◆ EXERCISE: Write out the entries again exactly as they are given.
## START DATASET EXTRACT
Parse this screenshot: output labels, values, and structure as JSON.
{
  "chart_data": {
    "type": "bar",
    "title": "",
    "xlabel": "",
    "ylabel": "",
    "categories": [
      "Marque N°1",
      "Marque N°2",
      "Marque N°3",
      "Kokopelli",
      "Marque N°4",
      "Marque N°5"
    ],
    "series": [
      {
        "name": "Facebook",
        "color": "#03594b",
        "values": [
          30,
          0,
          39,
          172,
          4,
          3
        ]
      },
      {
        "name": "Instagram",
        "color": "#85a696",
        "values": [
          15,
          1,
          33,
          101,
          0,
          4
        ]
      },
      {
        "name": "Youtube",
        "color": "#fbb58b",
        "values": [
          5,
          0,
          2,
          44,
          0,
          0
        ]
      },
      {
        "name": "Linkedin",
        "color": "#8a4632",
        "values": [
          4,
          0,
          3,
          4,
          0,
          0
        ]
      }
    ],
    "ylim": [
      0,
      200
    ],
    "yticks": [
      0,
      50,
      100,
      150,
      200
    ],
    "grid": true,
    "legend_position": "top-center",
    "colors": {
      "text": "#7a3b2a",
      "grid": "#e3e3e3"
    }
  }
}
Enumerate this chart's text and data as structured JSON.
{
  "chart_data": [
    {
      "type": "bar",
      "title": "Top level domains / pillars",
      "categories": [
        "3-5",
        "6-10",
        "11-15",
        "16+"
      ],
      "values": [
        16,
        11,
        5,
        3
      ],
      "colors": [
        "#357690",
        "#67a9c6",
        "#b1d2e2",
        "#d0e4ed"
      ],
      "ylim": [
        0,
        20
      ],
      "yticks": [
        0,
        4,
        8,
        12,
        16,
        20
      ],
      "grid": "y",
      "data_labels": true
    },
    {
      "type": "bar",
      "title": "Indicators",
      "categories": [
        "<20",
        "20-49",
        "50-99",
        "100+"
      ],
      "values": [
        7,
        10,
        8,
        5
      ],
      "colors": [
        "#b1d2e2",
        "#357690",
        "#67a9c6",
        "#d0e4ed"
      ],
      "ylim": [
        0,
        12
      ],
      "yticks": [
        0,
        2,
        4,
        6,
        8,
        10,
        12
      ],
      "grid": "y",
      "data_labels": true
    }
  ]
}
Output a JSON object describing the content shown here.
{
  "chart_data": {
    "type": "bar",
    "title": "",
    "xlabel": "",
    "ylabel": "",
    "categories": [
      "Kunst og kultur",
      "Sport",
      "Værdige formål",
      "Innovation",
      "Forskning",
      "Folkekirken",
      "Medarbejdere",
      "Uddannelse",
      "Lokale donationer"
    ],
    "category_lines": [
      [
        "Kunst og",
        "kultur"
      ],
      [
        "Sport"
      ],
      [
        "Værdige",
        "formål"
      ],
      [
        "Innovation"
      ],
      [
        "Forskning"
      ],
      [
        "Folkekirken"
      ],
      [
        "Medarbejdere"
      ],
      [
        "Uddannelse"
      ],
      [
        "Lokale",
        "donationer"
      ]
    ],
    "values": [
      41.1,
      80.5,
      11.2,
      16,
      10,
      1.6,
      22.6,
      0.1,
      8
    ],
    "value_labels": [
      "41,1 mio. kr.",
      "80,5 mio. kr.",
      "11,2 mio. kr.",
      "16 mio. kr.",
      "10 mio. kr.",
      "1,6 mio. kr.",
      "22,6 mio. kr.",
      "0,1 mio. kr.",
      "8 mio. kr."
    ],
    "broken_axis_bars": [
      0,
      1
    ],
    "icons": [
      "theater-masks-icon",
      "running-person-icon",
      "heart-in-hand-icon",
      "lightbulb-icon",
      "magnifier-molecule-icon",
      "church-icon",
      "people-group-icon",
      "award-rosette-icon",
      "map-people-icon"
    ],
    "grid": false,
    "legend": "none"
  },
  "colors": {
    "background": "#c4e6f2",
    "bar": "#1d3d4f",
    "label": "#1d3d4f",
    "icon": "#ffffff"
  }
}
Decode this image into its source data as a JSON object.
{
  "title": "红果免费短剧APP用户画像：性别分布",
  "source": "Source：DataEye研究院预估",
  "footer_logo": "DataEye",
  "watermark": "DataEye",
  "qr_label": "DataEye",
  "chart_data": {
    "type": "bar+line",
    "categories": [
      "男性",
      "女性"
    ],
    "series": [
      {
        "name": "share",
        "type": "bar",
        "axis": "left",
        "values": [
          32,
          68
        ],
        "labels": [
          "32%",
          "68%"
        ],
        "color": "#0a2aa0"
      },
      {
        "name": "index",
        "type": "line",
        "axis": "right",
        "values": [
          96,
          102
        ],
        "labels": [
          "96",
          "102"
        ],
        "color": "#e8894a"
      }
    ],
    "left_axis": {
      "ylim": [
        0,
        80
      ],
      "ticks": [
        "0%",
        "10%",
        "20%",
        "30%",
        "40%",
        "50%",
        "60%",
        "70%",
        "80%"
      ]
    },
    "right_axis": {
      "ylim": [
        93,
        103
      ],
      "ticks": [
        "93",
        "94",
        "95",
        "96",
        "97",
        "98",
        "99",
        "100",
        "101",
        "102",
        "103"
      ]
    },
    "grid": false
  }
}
## END DATASET EXTRACT
◆ RESULT BELOW:
Parse this screenshot: output labels, values, and structure as JSON.
{
  "chart_data": {
    "type": "bar",
    "title": "",
    "xlabel": "",
    "ylabel": "",
    "categories": [
      "Marque N°1",
      "Marque N°2",
      "Marque N°3",
      "Kokopelli",
      "Marque N°4",
      "Marque N°5"
    ],
    "series": [
      {
        "name": "Facebook",
        "color": "#03594b",
        "values": [
          30,
          0,
          39,
          172,
          4,
          3
        ]
      },
      {
        "name": "Instagram",
        "color": "#85a696",
        "values": [
          15,
          1,
          33,
          101,
          0,
          4
        ]
      },
      {
        "name": "Youtube",
        "color": "#fbb58b",
        "values": [
          5,
          0,
          2,
          44,
          0,
          0
        ]
      },
      {
        "name": "Linkedin",
        "color": "#8a4632",
        "values": [
          4,
          0,
          3,
          4,
          0,
          0
        ]
      }
    ],
    "ylim": [
      0,
      200
    ],
    "yticks": [
      0,
      50,
      100,
      150,
      200
    ],
    "grid": true,
    "legend_position": "top-center",
    "colors": {
      "text": "#7a3b2a",
      "grid": "#e3e3e3"
    }
  }
}
Enumerate this chart's text and data as structured JSON.
{
  "chart_data": [
    {
      "type": "bar",
      "title": "Top level domains / pillars",
      "categories": [
        "3-5",
        "6-10",
        "11-15",
        "16+"
      ],
      "values": [
        16,
        11,
        5,
        3
      ],
      "colors": [
        "#357690",
        "#67a9c6",
        "#b1d2e2",
        "#d0e4ed"
      ],
      "ylim": [
        0,
        20
      ],
      "yticks": [
        0,
        4,
        8,
        12,
        16,
        20
      ],
      "grid": "y",
      "data_labels": true
    },
    {
      "type": "bar",
      "title": "Indicators",
      "categories": [
        "<20",
        "20-49",
        "50-99",
        "100+"
      ],
      "values": [
        7,
        10,
        8,
        5
      ],
      "colors": [
        "#b1d2e2",
        "#357690",
        "#67a9c6",
        "#d0e4ed"
      ],
      "ylim": [
        0,
        12
      ],
      "yticks": [
        0,
        2,
        4,
        6,
        8,
        10,
        12
      ],
      "grid": "y",
      "data_labels": true
    }
  ]
}
Output a JSON object describing the content shown here.
{
  "chart_data": {
    "type": "bar",
    "title": "",
    "xlabel": "",
    "ylabel": "",
    "categories": [
      "Kunst og kultur",
      "Sport",
      "Værdige formål",
      "Innovation",
      "Forskning",
      "Folkekirken",
      "Medarbejdere",
      "Uddannelse",
      "Lokale donationer"
    ],
    "category_lines": [
      [
        "Kunst og",
        "kultur"
      ],
      [
        "Sport"
      ],
      [
        "Værdige",
        "formål"
      ],
      [
        "Innovation"
      ],
      [
        "Forskning"
      ],
      [
        "Folkekirken"
      ],
      [
        "Medarbejdere"
      ],
      [
        "Uddannelse"
      ],
      [
        "Lokale",
        "donationer"
      ]
    ],
    "values": [
      41.1,
      80.5,
      11.2,
      16,
      10,
      1.6,
      22.6,
      0.1,
      8
    ],
    "value_labels": [
      "41,1 mio. kr.",
      "80,5 mio. kr.",
      "11,2 mio. kr.",
      "16 mio. kr.",
      "10 mio. kr.",
      "1,6 mio. kr.",
      "22,6 mio. kr.",
      "0,1 mio. kr.",
      "8 mio. kr."
    ],
    "broken_axis_bars": [
      0,
      1
    ],
    "icons": [
      "theater-masks-icon",
      "running-person-icon",
      "heart-in-hand-icon",
      "lightbulb-icon",
      "magnifier-molecule-icon",
      "church-icon",
      "people-group-icon",
      "award-rosette-icon",
      "map-people-icon"
    ],
    "grid": false,
    "legend": "none"
  },
  "colors": {
    "background": "#c4e6f2",
    "bar": "#1d3d4f",
    "label": "#1d3d4f",
    "icon": "#ffffff"
  }
}
Decode this image into its source data as a JSON object.
{
  "title": "红果免费短剧APP用户画像：性别分布",
  "source": "Source：DataEye研究院预估",
  "footer_logo": "DataEye",
  "watermark": "DataEye",
  "qr_label": "DataEye",
  "chart_data": {
    "type": "bar+line",
    "categories": [
      "男性",
      "女性"
    ],
    "series": [
      {
        "name": "share",
        "type": "bar",
        "axis": "left",
        "values": [
          32,
          68
        ],
        "labels": [
          "32%",
          "68%"
        ],
        "color": "#0a2aa0"
      },
      {
        "name": "index",
        "type": "line",
        "axis": "right",
        "values": [
          96,
          102
        ],
        "labels": [
          "96",
          "102"
        ],
        "color": "#e8894a"
      }
    ],
    "left_axis": {
      "ylim": [
        0,
        80
      ],
      "ticks": [
        "0%",
        "10%",
        "20%",
        "30%",
        "40%",
        "50%",
        "60%",
        "70%",
        "80%"
      ]
    },
    "right_axis": {
      "ylim": [
        93,
        103
      ],
      "ticks": [
        "93",
        "94",
        "95",
        "96",
        "97",
        "98",
        "99",
        "100",
        "101",
        "102",
        "103"
      ]
    },
    "grid": false
  }
}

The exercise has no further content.